Task requirements:
Could you transcribe the material below exactly, without leaving out a single line?

*** Data rows ***

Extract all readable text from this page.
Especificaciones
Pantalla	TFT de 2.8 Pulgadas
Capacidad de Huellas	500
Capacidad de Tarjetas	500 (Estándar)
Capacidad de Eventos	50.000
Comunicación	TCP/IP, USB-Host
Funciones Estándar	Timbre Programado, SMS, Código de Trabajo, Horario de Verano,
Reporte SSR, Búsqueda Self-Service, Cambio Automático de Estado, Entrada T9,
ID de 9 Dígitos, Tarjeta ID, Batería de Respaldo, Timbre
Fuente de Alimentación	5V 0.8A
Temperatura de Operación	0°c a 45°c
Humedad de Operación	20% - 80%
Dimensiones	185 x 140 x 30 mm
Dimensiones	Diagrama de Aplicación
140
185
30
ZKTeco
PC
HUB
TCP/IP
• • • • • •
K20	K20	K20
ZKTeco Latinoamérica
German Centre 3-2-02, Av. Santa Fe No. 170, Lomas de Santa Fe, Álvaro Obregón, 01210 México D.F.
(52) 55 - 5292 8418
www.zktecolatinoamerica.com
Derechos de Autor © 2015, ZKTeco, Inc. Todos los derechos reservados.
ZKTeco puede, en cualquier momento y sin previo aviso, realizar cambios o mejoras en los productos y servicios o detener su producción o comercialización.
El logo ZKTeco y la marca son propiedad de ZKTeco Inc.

***

Full response:
Extract all readable text from this page.
Especificaciones
Pantalla	TFT de 2.8 Pulgadas
Capacidad de Huellas	500
Capacidad de Tarjetas	500 (Estándar)
Capacidad de Eventos	50.000
Comunicación	TCP/IP, USB-Host
Funciones Estándar	Timbre Programado, SMS, Código de Trabajo, Horario de Verano,
Reporte SSR, Búsqueda Self-Service, Cambio Automático de Estado, Entrada T9,
ID de 9 Dígitos, Tarjeta ID, Batería de Respaldo, Timbre
Fuente de Alimentación	5V 0.8A
Temperatura de Operación	0°c a 45°c
Humedad de Operación	20% - 80%
Dimensiones	185 x 140 x 30 mm
Dimensiones	Diagrama de Aplicación
140
185
30
ZKTeco
PC
HUB
TCP/IP
• • • • • •
K20	K20	K20
ZKTeco Latinoamérica
German Centre 3-2-02, Av. Santa Fe No. 170, Lomas de Santa Fe, Álvaro Obregón, 01210 México D.F.
(52) 55 - 5292 8418
www.zktecolatinoamerica.com
Derechos de Autor © 2015, ZKTeco, Inc. Todos los derechos reservados.
ZKTeco puede, en cualquier momento y sin previo aviso, realizar cambios o mejoras en los productos y servicios o detener su producción o comercialización.
El logo ZKTeco y la marca son propiedad de ZKTeco Inc.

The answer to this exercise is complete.